■ Data for the task
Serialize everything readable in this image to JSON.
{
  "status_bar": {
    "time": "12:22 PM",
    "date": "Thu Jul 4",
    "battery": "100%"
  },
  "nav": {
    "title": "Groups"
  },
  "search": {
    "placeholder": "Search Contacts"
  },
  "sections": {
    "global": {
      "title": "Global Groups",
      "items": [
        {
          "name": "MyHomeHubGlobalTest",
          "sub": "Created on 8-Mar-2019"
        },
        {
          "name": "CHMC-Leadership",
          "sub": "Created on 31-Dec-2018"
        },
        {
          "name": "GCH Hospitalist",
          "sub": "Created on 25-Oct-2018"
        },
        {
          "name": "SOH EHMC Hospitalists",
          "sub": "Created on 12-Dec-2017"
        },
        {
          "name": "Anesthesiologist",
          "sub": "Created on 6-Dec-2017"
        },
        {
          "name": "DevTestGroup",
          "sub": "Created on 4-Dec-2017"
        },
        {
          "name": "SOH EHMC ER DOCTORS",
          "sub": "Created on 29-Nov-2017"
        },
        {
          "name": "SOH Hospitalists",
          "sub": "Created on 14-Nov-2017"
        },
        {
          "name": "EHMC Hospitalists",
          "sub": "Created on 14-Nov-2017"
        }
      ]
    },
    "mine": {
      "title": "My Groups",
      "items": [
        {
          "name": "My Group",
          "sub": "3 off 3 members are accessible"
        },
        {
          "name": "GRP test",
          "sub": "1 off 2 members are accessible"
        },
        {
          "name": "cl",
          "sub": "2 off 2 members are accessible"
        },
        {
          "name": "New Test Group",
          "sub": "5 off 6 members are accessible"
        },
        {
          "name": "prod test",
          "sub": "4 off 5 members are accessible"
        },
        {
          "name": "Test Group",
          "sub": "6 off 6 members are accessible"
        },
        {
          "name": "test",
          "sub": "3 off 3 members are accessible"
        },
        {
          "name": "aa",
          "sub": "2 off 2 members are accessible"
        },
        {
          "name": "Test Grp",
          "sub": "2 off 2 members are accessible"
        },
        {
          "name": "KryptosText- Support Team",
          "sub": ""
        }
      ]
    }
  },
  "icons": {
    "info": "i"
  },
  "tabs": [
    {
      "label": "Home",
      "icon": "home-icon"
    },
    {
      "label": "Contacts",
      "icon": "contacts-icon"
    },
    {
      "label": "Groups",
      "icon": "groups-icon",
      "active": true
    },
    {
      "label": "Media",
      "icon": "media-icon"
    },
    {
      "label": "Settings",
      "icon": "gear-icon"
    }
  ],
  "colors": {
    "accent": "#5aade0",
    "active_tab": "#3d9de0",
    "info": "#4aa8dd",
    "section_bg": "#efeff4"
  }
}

■ Short exercise
Copy each line that contains the word "EHMC".

■ Result of the task
          "name": "SOH EHMC Hospitalists",
          "name": "SOH EHMC ER DOCTORS",
          "name": "EHMC Hospitalists",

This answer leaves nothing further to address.